▶ [Written instruction] Transcribe all the entries word for word, omitting any pictures they contain.

========================

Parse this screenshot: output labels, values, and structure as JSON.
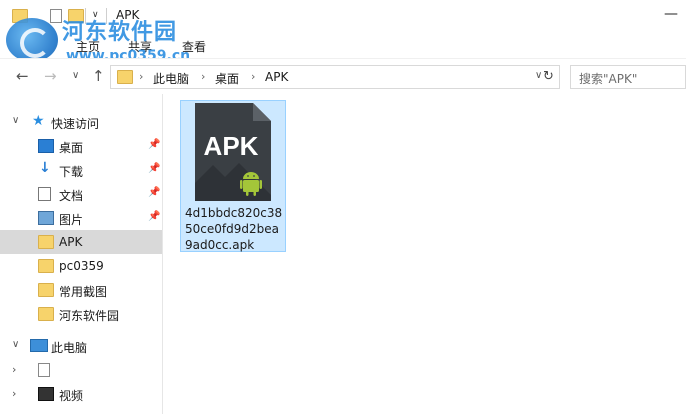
{
  "window": {
    "title": "APK",
    "minimize_glyph": "—"
  },
  "watermark": {
    "brand": "河东软件园",
    "url": "www.pc0359.cn"
  },
  "ribbon": {
    "tabs": [
      "主页",
      "共享",
      "查看"
    ]
  },
  "toolbar": {
    "back_icon": "←",
    "forward_icon": "→",
    "recent_icon": "∨",
    "up_icon": "↑",
    "refresh_icon": "↻",
    "dropdown_icon": "∨",
    "crumb_separator": "›"
  },
  "address": {
    "crumbs": [
      "此电脑",
      "桌面",
      "APK"
    ]
  },
  "search": {
    "placeholder": "搜索\"APK\""
  },
  "nav_pane": {
    "quick_access": "快速访问",
    "items": [
      {
        "label": "桌面",
        "icon": "desktop-icon",
        "pinned": true
      },
      {
        "label": "下载",
        "icon": "download-icon",
        "pinned": true
      },
      {
        "label": "文档",
        "icon": "documents-icon",
        "pinned": true
      },
      {
        "label": "图片",
        "icon": "pictures-icon",
        "pinned": true
      },
      {
        "label": "APK",
        "icon": "folder-icon",
        "selected": true
      },
      {
        "label": "pc0359",
        "icon": "folder-icon"
      },
      {
        "label": "常用截图",
        "icon": "folder-icon"
      },
      {
        "label": "河东软件园",
        "icon": "folder-icon"
      }
    ],
    "this_pc": "此电脑",
    "pc_children": [
      {
        "label": "",
        "icon": "file-icon"
      },
      {
        "label": "视频",
        "icon": "video-icon"
      }
    ],
    "pin_glyph": "📌"
  },
  "files": [
    {
      "name": "4d1bbdc820c3850ce0fd9d2bea9ad0cc.apk",
      "icon_label": "APK",
      "selected": true
    }
  ],
  "colors": {
    "selection_bg": "#cce8ff",
    "selection_border": "#99d1ff",
    "android_green": "#a4c639",
    "apk_icon_bg": "#3a3f44"
  }
}
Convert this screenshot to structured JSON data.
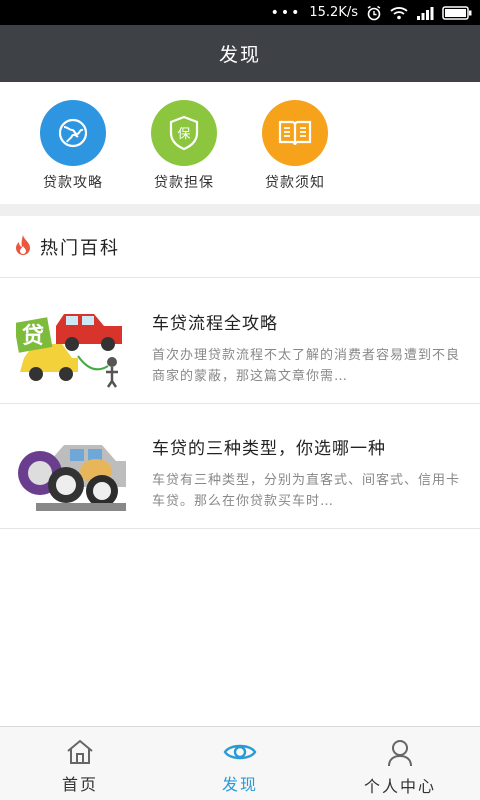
{
  "status_bar": {
    "speed": "15.2K/s",
    "dots": "•••"
  },
  "header": {
    "title": "发现"
  },
  "quick_menu": [
    {
      "label": "贷款攻略",
      "icon": "globe-icon",
      "color": "#2e96e0"
    },
    {
      "label": "贷款担保",
      "icon": "shield-icon",
      "color": "#8cc63f",
      "glyph": "保"
    },
    {
      "label": "贷款须知",
      "icon": "book-icon",
      "color": "#f7a21b"
    }
  ],
  "section": {
    "title": "热门百科",
    "icon": "flame-icon",
    "icon_color": "#e9573f"
  },
  "articles": [
    {
      "title": "车贷流程全攻略",
      "desc": "首次办理贷款流程不太了解的消费者容易遭到不良商家的蒙蔽，那这篇文章你需…",
      "thumb_text": "贷"
    },
    {
      "title": "车贷的三种类型，你选哪一种",
      "desc": "车贷有三种类型，分别为直客式、间客式、信用卡车贷。那么在你贷款买车时…",
      "thumb_text": ""
    }
  ],
  "bottom_nav": [
    {
      "label": "首页",
      "icon": "home-icon",
      "active": false
    },
    {
      "label": "发现",
      "icon": "eye-icon",
      "active": true
    },
    {
      "label": "个人中心",
      "icon": "user-icon",
      "active": false
    }
  ],
  "colors": {
    "accent": "#2a9ad6",
    "header_bg": "#3e4247"
  }
}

========================

▶ [Written response]
Parse this screenshot: output labels, values, and structure as JSON.
{
  "window": {
    "title": "APK",
    "minimize_glyph": "—"
  },
  "watermark": {
    "brand": "河东软件园",
    "url": "www.pc0359.cn"
  },
  "ribbon": {
    "tabs": [
      "主页",
      "共享",
      "查看"
    ]
  },
  "toolbar": {
    "back_icon": "←",
    "forward_icon": "→",
    "recent_icon": "∨",
    "up_icon": "↑",
    "refresh_icon": "↻",
    "dropdown_icon": "∨",
    "crumb_separator": "›"
  },
  "address": {
    "crumbs": [
      "此电脑",
      "桌面",
      "APK"
    ]
  },
  "search": {
    "placeholder": "搜索\"APK\""
  },
  "nav_pane": {
    "quick_access": "快速访问",
    "items": [
      {
        "label": "桌面",
        "icon": "desktop-icon",
        "pinned": true
      },
      {
        "label": "下载",
        "icon": "download-icon",
        "pinned": true
      },
      {
        "label": "文档",
        "icon": "documents-icon",
        "pinned": true
      },
      {
        "label": "图片",
        "icon": "pictures-icon",
        "pinned": true
      },
      {
        "label": "APK",
        "icon": "folder-icon",
        "selected": true
      },
      {
        "label": "pc0359",
        "icon": "folder-icon"
      },
      {
        "label": "常用截图",
        "icon": "folder-icon"
      },
      {
        "label": "河东软件园",
        "icon": "folder-icon"
      }
    ],
    "this_pc": "此电脑",
    "pc_children": [
      {
        "label": "",
        "icon": "file-icon"
      },
      {
        "label": "视频",
        "icon": "video-icon"
      }
    ],
    "pin_glyph": "📌"
  },
  "files": [
    {
      "name": "4d1bbdc820c3850ce0fd9d2bea9ad0cc.apk",
      "icon_label": "APK",
      "selected": true
    }
  ],
  "colors": {
    "selection_bg": "#cce8ff",
    "selection_border": "#99d1ff",
    "android_green": "#a4c639",
    "apk_icon_bg": "#3a3f44"
  }
}
Convert this screenshot to structured JSON data.
{
  "status_bar": {
    "speed": "15.2K/s",
    "dots": "•••"
  },
  "header": {
    "title": "发现"
  },
  "quick_menu": [
    {
      "label": "贷款攻略",
      "icon": "globe-icon",
      "color": "#2e96e0"
    },
    {
      "label": "贷款担保",
      "icon": "shield-icon",
      "color": "#8cc63f",
      "glyph": "保"
    },
    {
      "label": "贷款须知",
      "icon": "book-icon",
      "color": "#f7a21b"
    }
  ],
  "section": {
    "title": "热门百科",
    "icon": "flame-icon",
    "icon_color": "#e9573f"
  },
  "articles": [
    {
      "title": "车贷流程全攻略",
      "desc": "首次办理贷款流程不太了解的消费者容易遭到不良商家的蒙蔽，那这篇文章你需…",
      "thumb_text": "贷"
    },
    {
      "title": "车贷的三种类型，你选哪一种",
      "desc": "车贷有三种类型，分别为直客式、间客式、信用卡车贷。那么在你贷款买车时…",
      "thumb_text": ""
    }
  ],
  "bottom_nav": [
    {
      "label": "首页",
      "icon": "home-icon",
      "active": false
    },
    {
      "label": "发现",
      "icon": "eye-icon",
      "active": true
    },
    {
      "label": "个人中心",
      "icon": "user-icon",
      "active": false
    }
  ],
  "colors": {
    "accent": "#2a9ad6",
    "header_bg": "#3e4247"
  }
}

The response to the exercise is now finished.